**SET TASK**
All of the material below is to be restated word for word, apart from the pictures.

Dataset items
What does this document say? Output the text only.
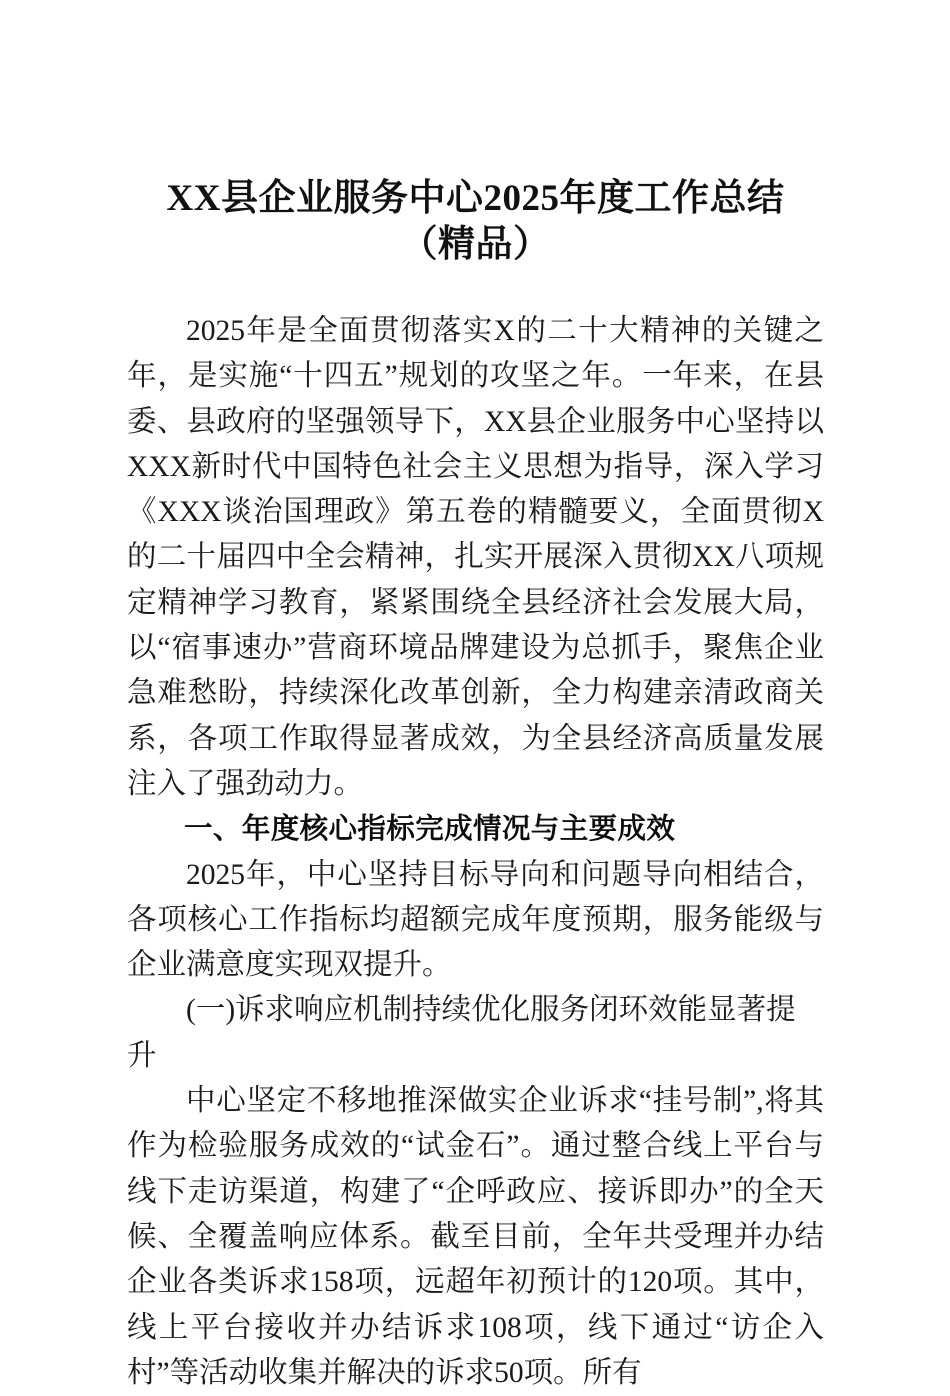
XX县企业服务中心2025年度工作总结
（精品）

2025年是全面贯彻落实X的二十大精神的关键之年，是实施“十四五”规划的攻坚之年。一年来，在县委、县政府的坚强领导下，XX县企业服务中心坚持以XXX新时代中国特色社会主义思想为指导，深入学习《XXX谈治国理政》第五卷的精髓要义，全面贯彻X的二十届四中全会精神，扎实开展深入贯彻XX八项规定精神学习教育，紧紧围绕全县经济社会发展大局，以“宿事速办”营商环境品牌建设为总抓手，聚焦企业急难愁盼，持续深化改革创新，全力构建亲清政商关系，各项工作取得显著成效，为全县经济高质量发展注入了强劲动力。

一、年度核心指标完成情况与主要成效

2025年，中心坚持目标导向和问题导向相结合，各项核心工作指标均超额完成年度预期，服务能级与企业满意度实现双提升。

(一)诉求响应机制持续优化服务闭环效能显著提升

中心坚定不移地推深做实企业诉求“挂号制”,将其作为检验服务成效的“试金石”。通过整合线上平台与线下走访渠道，构建了“企呼政应、接诉即办”的全天候、全覆盖响应体系。截至目前，全年共受理并办结企业各类诉求158项，远超年初预计的120项。其中，线上平台接收并办结诉求108项，线下通过“访企入村”等活动收集并解决的诉求50项。所有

**TASK OUTPUT**
What does this document say? Output the text only.
XX县企业服务中心2025年度工作总结
（精品）

2025年是全面贯彻落实X的二十大精神的关键之年，是实施“十四五”规划的攻坚之年。一年来，在县委、县政府的坚强领导下，XX县企业服务中心坚持以XXX新时代中国特色社会主义思想为指导，深入学习《XXX谈治国理政》第五卷的精髓要义，全面贯彻X的二十届四中全会精神，扎实开展深入贯彻XX八项规定精神学习教育，紧紧围绕全县经济社会发展大局，以“宿事速办”营商环境品牌建设为总抓手，聚焦企业急难愁盼，持续深化改革创新，全力构建亲清政商关系，各项工作取得显著成效，为全县经济高质量发展注入了强劲动力。

一、年度核心指标完成情况与主要成效

2025年，中心坚持目标导向和问题导向相结合，各项核心工作指标均超额完成年度预期，服务能级与企业满意度实现双提升。

(一)诉求响应机制持续优化服务闭环效能显著提升

中心坚定不移地推深做实企业诉求“挂号制”,将其作为检验服务成效的“试金石”。通过整合线上平台与线下走访渠道，构建了“企呼政应、接诉即办”的全天候、全覆盖响应体系。截至目前，全年共受理并办结企业各类诉求158项，远超年初预计的120项。其中，线上平台接收并办结诉求108项，线下通过“访企入村”等活动收集并解决的诉求50项。所有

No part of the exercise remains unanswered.